Exercise goal: Only a number is wanted: how many lines of the entries include the string "Contains"?
════════
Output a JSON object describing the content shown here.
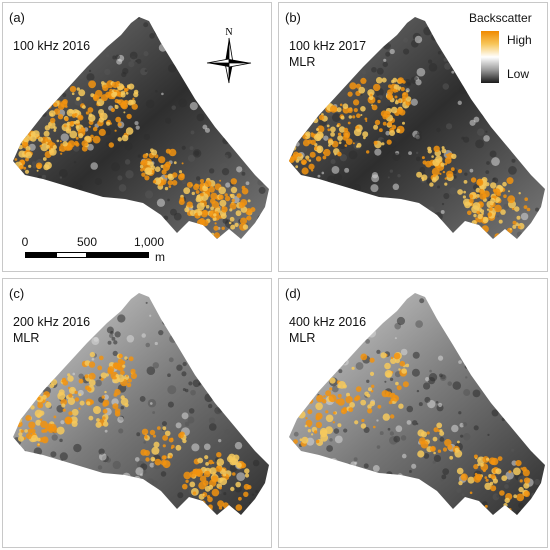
{
  "panels": [
    {
      "letter": "(a)",
      "lines": [
        "100 kHz 2016",
        ""
      ]
    },
    {
      "letter": "(b)",
      "lines": [
        "100 kHz 2017",
        "MLR"
      ]
    },
    {
      "letter": "(c)",
      "lines": [
        "200 kHz 2016",
        "MLR"
      ]
    },
    {
      "letter": "(d)",
      "lines": [
        "400 kHz 2016",
        "MLR"
      ]
    }
  ],
  "north_arrow": {
    "label": "N"
  },
  "legend": {
    "title": "Backscatter",
    "high": "High",
    "low": "Low",
    "colors": [
      "#f08a00",
      "#f7c65a",
      "#ffffff",
      "#9a9a9a",
      "#1a1a1a"
    ]
  },
  "scale_bar": {
    "ticks": [
      "0",
      "500",
      "1,000"
    ],
    "unit": "m"
  },
  "colors": {
    "dark": "#2e2e2e",
    "mid": "#7a7a7a",
    "light": "#d9d9d9",
    "orange": "#f2930f",
    "yellow": "#f6c95c"
  }
}
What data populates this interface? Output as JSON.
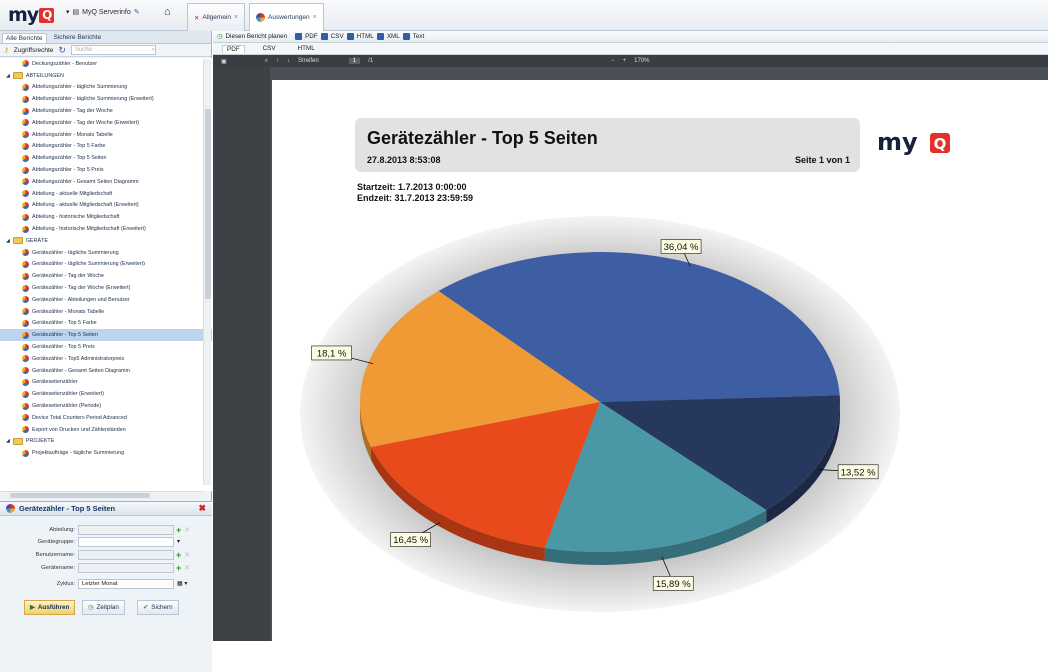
{
  "topbar": {
    "logo": "my",
    "app": "MyQ Serverinfo",
    "tabs": [
      {
        "label": "Allgemein"
      },
      {
        "label": "Auswertungen"
      }
    ]
  },
  "left": {
    "tabs": [
      "Alle Berichte",
      "Sichere Berichte"
    ],
    "tools": {
      "access": "Zugriffsrechte",
      "search_placeholder": "Suche"
    },
    "tree": [
      {
        "level": 1,
        "label": "Deckungszähler - Benutzer",
        "type": "leaf"
      },
      {
        "level": 0,
        "label": "ABTEILUNGEN",
        "type": "folder"
      },
      {
        "level": 1,
        "label": "Abteilungszähler - tägliche Summierung",
        "type": "leaf"
      },
      {
        "level": 1,
        "label": "Abteilungszähler - tägliche Summierung (Erweitert)",
        "type": "leaf"
      },
      {
        "level": 1,
        "label": "Abteilungszähler - Tag der Woche",
        "type": "leaf"
      },
      {
        "level": 1,
        "label": "Abteilungszähler - Tag der Woche (Erweitert)",
        "type": "leaf"
      },
      {
        "level": 1,
        "label": "Abteilungszähler - Monats Tabelle",
        "type": "leaf"
      },
      {
        "level": 1,
        "label": "Abteilungszähler - Top 5 Farbe",
        "type": "leaf"
      },
      {
        "level": 1,
        "label": "Abteilungszähler - Top 5 Seiten",
        "type": "leaf"
      },
      {
        "level": 1,
        "label": "Abteilungszähler - Top 5 Preis",
        "type": "leaf"
      },
      {
        "level": 1,
        "label": "Abteilungszähler - Gesamt Seiten Diagramm",
        "type": "leaf"
      },
      {
        "level": 1,
        "label": "Abteilung - aktuelle Mitgliedschaft",
        "type": "leaf"
      },
      {
        "level": 1,
        "label": "Abteilung - aktuelle Mitgliedschaft (Erweitert)",
        "type": "leaf"
      },
      {
        "level": 1,
        "label": "Abteilung - historische Mitgliedschaft",
        "type": "leaf"
      },
      {
        "level": 1,
        "label": "Abteilung - historische Mitgliedschaft (Erweitert)",
        "type": "leaf"
      },
      {
        "level": 0,
        "label": "GERÄTE",
        "type": "folder"
      },
      {
        "level": 1,
        "label": "Gerätezähler - tägliche Summierung",
        "type": "leaf"
      },
      {
        "level": 1,
        "label": "Gerätezähler - tägliche Summierung (Erweitert)",
        "type": "leaf"
      },
      {
        "level": 1,
        "label": "Gerätezähler - Tag der Woche",
        "type": "leaf"
      },
      {
        "level": 1,
        "label": "Gerätezähler - Tag der Woche (Erweitert)",
        "type": "leaf"
      },
      {
        "level": 1,
        "label": "Gerätezähler - Abteilungen und Benutzer",
        "type": "leaf"
      },
      {
        "level": 1,
        "label": "Gerätezähler - Monats Tabelle",
        "type": "leaf"
      },
      {
        "level": 1,
        "label": "Gerätezähler - Top 5 Farbe",
        "type": "leaf"
      },
      {
        "level": 1,
        "label": "Gerätezähler - Top 5 Seiten",
        "type": "leaf",
        "selected": true
      },
      {
        "level": 1,
        "label": "Gerätezähler - Top 5 Preis",
        "type": "leaf"
      },
      {
        "level": 1,
        "label": "Gerätezähler - Top5 Administratorpreis",
        "type": "leaf"
      },
      {
        "level": 1,
        "label": "Gerätezähler - Gesamt Seiten Diagramm",
        "type": "leaf"
      },
      {
        "level": 1,
        "label": "Geräteseitenzähler",
        "type": "leaf"
      },
      {
        "level": 1,
        "label": "Geräteseitenzähler (Erweitert)",
        "type": "leaf"
      },
      {
        "level": 1,
        "label": "Geräteseitenzähler (Periode)",
        "type": "leaf"
      },
      {
        "level": 1,
        "label": "Device Total Counters Period Advanced",
        "type": "leaf"
      },
      {
        "level": 1,
        "label": "Export von Drucken und Zählerständen",
        "type": "leaf"
      },
      {
        "level": 0,
        "label": "PROJEKTE",
        "type": "folder"
      },
      {
        "level": 1,
        "label": "Projektaufträge - tägliche Summierung",
        "type": "leaf"
      }
    ]
  },
  "panel": {
    "title": "Gerätezähler - Top 5 Seiten",
    "fields": [
      {
        "label": "Abteilung:",
        "value": ""
      },
      {
        "label": "Gerätegruppe:",
        "value": ""
      },
      {
        "label": "Benutzername:",
        "value": ""
      },
      {
        "label": "Gerätename:",
        "value": ""
      },
      {
        "label": "Zyklus:",
        "value": "Letzter Monat"
      }
    ],
    "buttons": {
      "run": "Ausführen",
      "schedule": "Zeitplan",
      "save": "Sichern"
    }
  },
  "mainbar": {
    "items": [
      "Diesen Bericht planen",
      "PDF",
      "CSV",
      "HTML",
      "XML",
      "Text"
    ]
  },
  "format_tabs": [
    "PDF",
    "CSV",
    "HTML"
  ],
  "viewer": {
    "page_label": "Streifen",
    "page": "1",
    "page_total": "/1",
    "zoom": "170%"
  },
  "report": {
    "title": "Gerätezähler - Top 5 Seiten",
    "date": "27.8.2013 8:53:08",
    "page_info": "Seite 1 von 1",
    "start": "Startzeit: 1.7.2013 0:00:00",
    "end": "Endzeit: 31.7.2013 23:59:59",
    "logo": "my"
  },
  "chart_data": {
    "type": "pie",
    "values": [
      36.04,
      13.52,
      15.89,
      16.45,
      18.1
    ],
    "labels": [
      "36,04 %",
      "13,52 %",
      "15,89 %",
      "16,45 %",
      "18,1 %"
    ],
    "colors": [
      "#3e5ea3",
      "#27385e",
      "#4a98a6",
      "#e94a1c",
      "#ef9a35"
    ]
  }
}
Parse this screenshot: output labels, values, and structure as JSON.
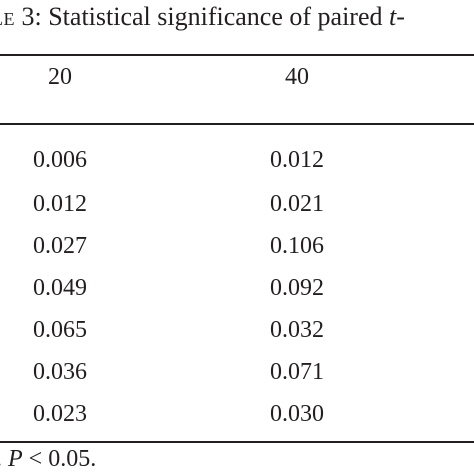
{
  "caption": {
    "prefix": "le",
    "number": " 3: Statistical significance of paired ",
    "t": "t",
    "suffix": "-"
  },
  "headers": [
    "20",
    "40"
  ],
  "rows": [
    [
      "0.006",
      "0.012"
    ],
    [
      "0.012",
      "0.021"
    ],
    [
      "0.027",
      "0.106"
    ],
    [
      "0.049",
      "0.092"
    ],
    [
      "0.065",
      "0.032"
    ],
    [
      "0.036",
      "0.071"
    ],
    [
      "0.023",
      "0.030"
    ]
  ],
  "footnote": {
    "lead": ". ",
    "p": "P",
    "rest": " < 0.05."
  }
}
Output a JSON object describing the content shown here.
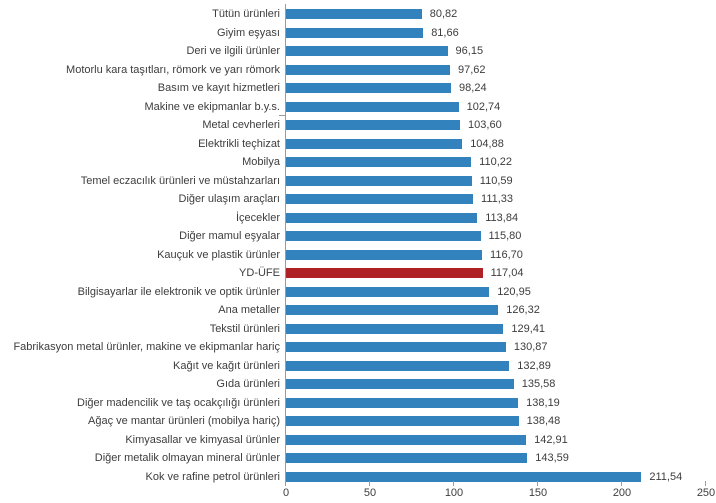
{
  "chart_data": {
    "type": "bar",
    "orientation": "horizontal",
    "title": "",
    "xlabel": "",
    "ylabel": "",
    "xlim": [
      0,
      250
    ],
    "grid": false,
    "legend": false,
    "bar_color": "#3182bd",
    "highlight_color": "#b02126",
    "axis_color": "#9b9b9b",
    "text_color": "#3d3d3d",
    "highlight_index": 14,
    "highlight_category": "YD-ÜFE",
    "categories": [
      "Tütün ürünleri",
      "Giyim eşyası",
      "Deri ve ilgili ürünler",
      "Motorlu kara taşıtları, römork ve yarı römork",
      "Basım ve kayıt hizmetleri",
      "Makine ve ekipmanlar b.y.s.",
      "Metal cevherleri",
      "Elektrikli teçhizat",
      "Mobilya",
      "Temel eczacılık ürünleri ve müstahzarları",
      "Diğer ulaşım araçları",
      "İçecekler",
      "Diğer mamul eşyalar",
      "Kauçuk ve plastik ürünler",
      "YD-ÜFE",
      "Bilgisayarlar ile elektronik ve optik ürünler",
      "Ana metaller",
      "Tekstil ürünleri",
      "Fabrikasyon metal ürünler, makine ve ekipmanlar hariç",
      "Kağıt ve kağıt ürünleri",
      "Gıda ürünleri",
      "Diğer madencilik ve taş ocakçılığı ürünleri",
      "Ağaç ve mantar ürünleri (mobilya hariç)",
      "Kimyasallar ve kimyasal ürünler",
      "Diğer metalik olmayan mineral ürünler",
      "Kok ve rafine petrol ürünleri"
    ],
    "values": [
      80.82,
      81.66,
      96.15,
      97.62,
      98.24,
      102.74,
      103.6,
      104.88,
      110.22,
      110.59,
      111.33,
      113.84,
      115.8,
      116.7,
      117.04,
      120.95,
      126.32,
      129.41,
      130.87,
      132.89,
      135.58,
      138.19,
      138.48,
      142.91,
      143.59,
      211.54
    ],
    "value_labels": [
      "80,82",
      "81,66",
      "96,15",
      "97,62",
      "98,24",
      "102,74",
      "103,60",
      "104,88",
      "110,22",
      "110,59",
      "111,33",
      "113,84",
      "115,80",
      "116,70",
      "117,04",
      "120,95",
      "126,32",
      "129,41",
      "130,87",
      "132,89",
      "135,58",
      "138,19",
      "138,48",
      "142,91",
      "143,59",
      "211,54"
    ],
    "x_ticks": [
      0,
      50,
      100,
      150,
      200,
      250
    ],
    "x_tick_labels": [
      "0",
      "50",
      "100",
      "150",
      "200",
      "250"
    ]
  }
}
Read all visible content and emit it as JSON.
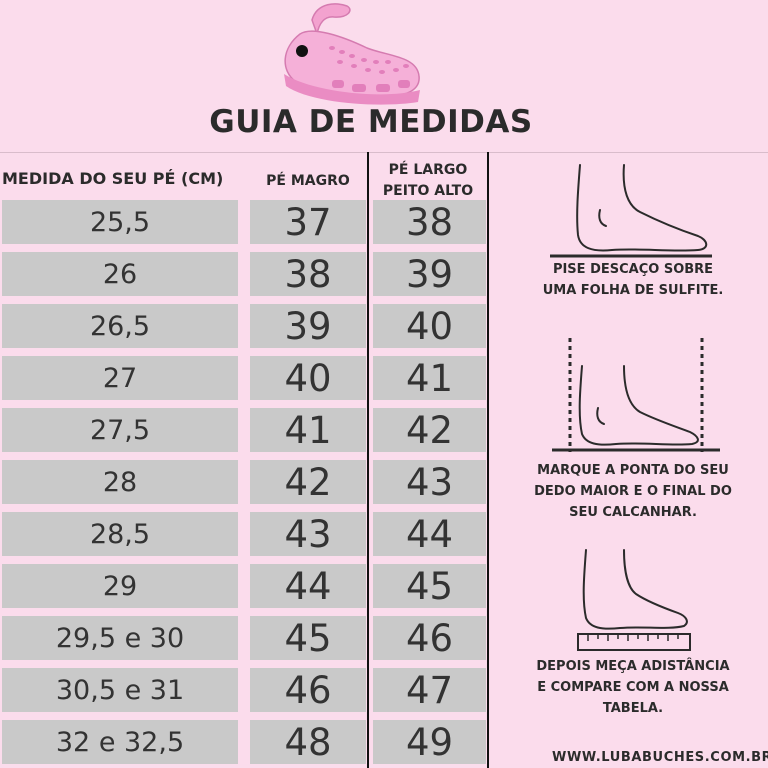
{
  "title": "GUIA DE MEDIDAS",
  "headers": {
    "foot_size": "MEDIDA DO SEU PÉ (CM)",
    "narrow": "PÉ MAGRO",
    "wide_line1": "PÉ LARGO",
    "wide_line2": "PEITO ALTO"
  },
  "rows": [
    {
      "cm": "25,5",
      "narrow": "37",
      "wide": "38"
    },
    {
      "cm": "26",
      "narrow": "38",
      "wide": "39"
    },
    {
      "cm": "26,5",
      "narrow": "39",
      "wide": "40"
    },
    {
      "cm": "27",
      "narrow": "40",
      "wide": "41"
    },
    {
      "cm": "27,5",
      "narrow": "41",
      "wide": "42"
    },
    {
      "cm": "28",
      "narrow": "42",
      "wide": "43"
    },
    {
      "cm": "28,5",
      "narrow": "43",
      "wide": "44"
    },
    {
      "cm": "29",
      "narrow": "44",
      "wide": "45"
    },
    {
      "cm": "29,5 e 30",
      "narrow": "45",
      "wide": "46"
    },
    {
      "cm": "30,5 e 31",
      "narrow": "46",
      "wide": "47"
    },
    {
      "cm": "32 e 32,5",
      "narrow": "48",
      "wide": "49"
    }
  ],
  "steps": [
    {
      "line1": "PISE DESCAÇO SOBRE",
      "line2": "UMA FOLHA DE SULFITE.",
      "line3": ""
    },
    {
      "line1": "MARQUE A PONTA DO SEU",
      "line2": "DEDO MAIOR E O FINAL DO",
      "line3": "SEU CALCANHAR."
    },
    {
      "line1": "DEPOIS MEÇA ADISTÂNCIA",
      "line2": "E COMPARE COM A NOSSA",
      "line3": "TABELA."
    }
  ],
  "website": "WWW.LUBABUCHES.COM.BR",
  "colors": {
    "background": "#fbdcec",
    "cell": "#c9c9c9",
    "clog": "#f4a6d2"
  }
}
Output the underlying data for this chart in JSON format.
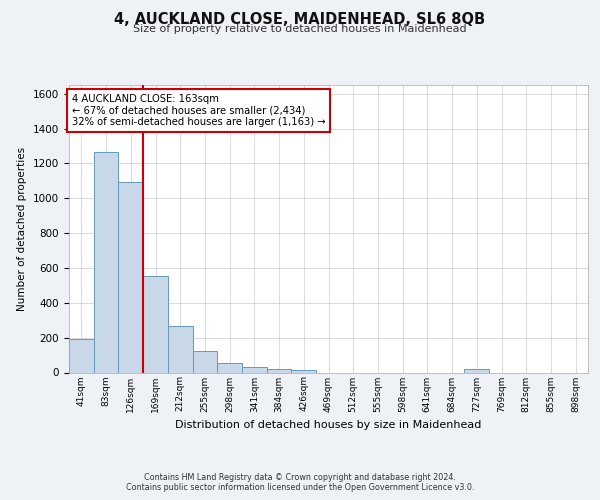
{
  "title": "4, AUCKLAND CLOSE, MAIDENHEAD, SL6 8QB",
  "subtitle": "Size of property relative to detached houses in Maidenhead",
  "xlabel": "Distribution of detached houses by size in Maidenhead",
  "ylabel": "Number of detached properties",
  "footer_line1": "Contains HM Land Registry data © Crown copyright and database right 2024.",
  "footer_line2": "Contains public sector information licensed under the Open Government Licence v3.0.",
  "categories": [
    "41sqm",
    "83sqm",
    "126sqm",
    "169sqm",
    "212sqm",
    "255sqm",
    "298sqm",
    "341sqm",
    "384sqm",
    "426sqm",
    "469sqm",
    "512sqm",
    "555sqm",
    "598sqm",
    "641sqm",
    "684sqm",
    "727sqm",
    "769sqm",
    "812sqm",
    "855sqm",
    "898sqm"
  ],
  "values": [
    195,
    1265,
    1095,
    555,
    265,
    125,
    55,
    32,
    20,
    12,
    0,
    0,
    0,
    0,
    0,
    0,
    20,
    0,
    0,
    0,
    0
  ],
  "bar_color": "#c8d8e8",
  "bar_edge_color": "#6699bb",
  "vline_x": 3,
  "vline_color": "#cc0000",
  "annotation_text": "4 AUCKLAND CLOSE: 163sqm\n← 67% of detached houses are smaller (2,434)\n32% of semi-detached houses are larger (1,163) →",
  "annotation_box_color": "#cc0000",
  "ylim": [
    0,
    1650
  ],
  "yticks": [
    0,
    200,
    400,
    600,
    800,
    1000,
    1200,
    1400,
    1600
  ],
  "bg_color": "#eef2f7",
  "plot_bg_color": "#ffffff",
  "grid_color": "#cccccc"
}
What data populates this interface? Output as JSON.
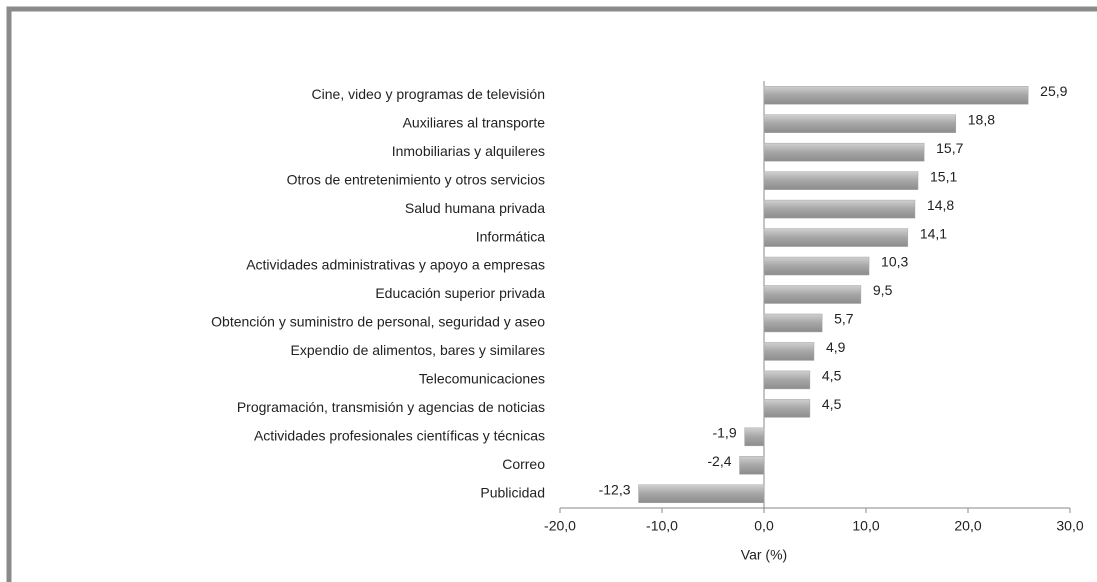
════════
Result of this task: 2